*Exercise requirements:*
1. In the leaf blower article, copy the passage starting with "The Council’s Transportation" and going on through "and use bans.", swapping "rebate program" for "incentive program".
2. According to the leaf blower article, what is the name of the podcast Thomson produces?

*Source document:*
By Vivian Thomson and Kit Gage
Thomson is a retired professor of environmental policy at the University of Virginia and producer of the independent podcast The Meaning of Green. Gage is Advocacy Chair for Friends of Sligo Creek and a Chesapeake Bay landscape professional.
By deciding to shelve a proposal to ban the sale and use of gas-powered leaf blowers, Montgomery County Council is putting the health of its citizens and especially its lawn care workers at risk. , many of whom are people of color.
The Council’s Transportation and Environment Committee voted in favor of the proposal, but the full Council tabled it, meaning the proposal is on hold. Those who voted to file the proposal said the rebate program to help companies buy battery-powered equipment lacked sufficient detail. They also raised questions about the timing of the sale and use bans.

*Data rows:*
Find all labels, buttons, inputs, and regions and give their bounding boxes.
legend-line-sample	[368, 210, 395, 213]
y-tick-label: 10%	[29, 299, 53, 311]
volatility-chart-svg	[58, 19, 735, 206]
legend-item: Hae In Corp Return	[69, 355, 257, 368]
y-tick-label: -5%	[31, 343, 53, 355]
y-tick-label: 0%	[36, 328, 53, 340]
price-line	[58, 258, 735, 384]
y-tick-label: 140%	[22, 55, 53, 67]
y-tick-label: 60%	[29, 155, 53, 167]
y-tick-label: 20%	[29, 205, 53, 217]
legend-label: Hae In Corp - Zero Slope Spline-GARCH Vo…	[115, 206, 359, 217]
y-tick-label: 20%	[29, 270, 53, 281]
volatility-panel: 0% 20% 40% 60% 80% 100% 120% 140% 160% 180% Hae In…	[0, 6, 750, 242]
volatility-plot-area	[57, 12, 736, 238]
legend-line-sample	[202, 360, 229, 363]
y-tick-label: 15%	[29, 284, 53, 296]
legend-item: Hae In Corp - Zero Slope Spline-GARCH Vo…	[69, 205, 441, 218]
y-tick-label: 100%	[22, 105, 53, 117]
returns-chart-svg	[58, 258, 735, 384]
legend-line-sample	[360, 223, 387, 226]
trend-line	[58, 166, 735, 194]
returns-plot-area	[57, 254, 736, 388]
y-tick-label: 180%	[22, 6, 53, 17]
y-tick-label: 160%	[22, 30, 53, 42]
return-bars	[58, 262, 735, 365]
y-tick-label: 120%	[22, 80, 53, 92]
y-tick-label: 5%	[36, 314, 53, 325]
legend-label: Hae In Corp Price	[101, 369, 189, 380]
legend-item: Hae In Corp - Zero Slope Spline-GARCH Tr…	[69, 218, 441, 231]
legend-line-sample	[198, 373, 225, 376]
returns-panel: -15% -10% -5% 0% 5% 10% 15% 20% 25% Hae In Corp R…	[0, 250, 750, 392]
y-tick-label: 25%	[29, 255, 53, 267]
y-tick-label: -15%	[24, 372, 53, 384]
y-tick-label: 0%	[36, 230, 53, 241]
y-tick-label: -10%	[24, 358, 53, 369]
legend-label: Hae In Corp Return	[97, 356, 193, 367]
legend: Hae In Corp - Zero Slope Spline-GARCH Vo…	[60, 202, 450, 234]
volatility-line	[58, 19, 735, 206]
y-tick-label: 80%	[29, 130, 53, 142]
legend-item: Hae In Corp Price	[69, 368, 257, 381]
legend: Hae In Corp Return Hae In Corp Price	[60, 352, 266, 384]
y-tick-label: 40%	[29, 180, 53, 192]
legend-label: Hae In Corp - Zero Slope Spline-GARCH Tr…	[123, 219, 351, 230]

*Solutions to each task:*
1.
The Council’s Transportation and Environment Committee voted in favor of the proposal, but the full Council tabled it, meaning the proposal is on hold. Those who voted to file the proposal said the incentive program to help companies buy battery-powered equipment lacked sufficient detail. They also raised questions about the timing of the sale and use bans.

2. The Meaning of Green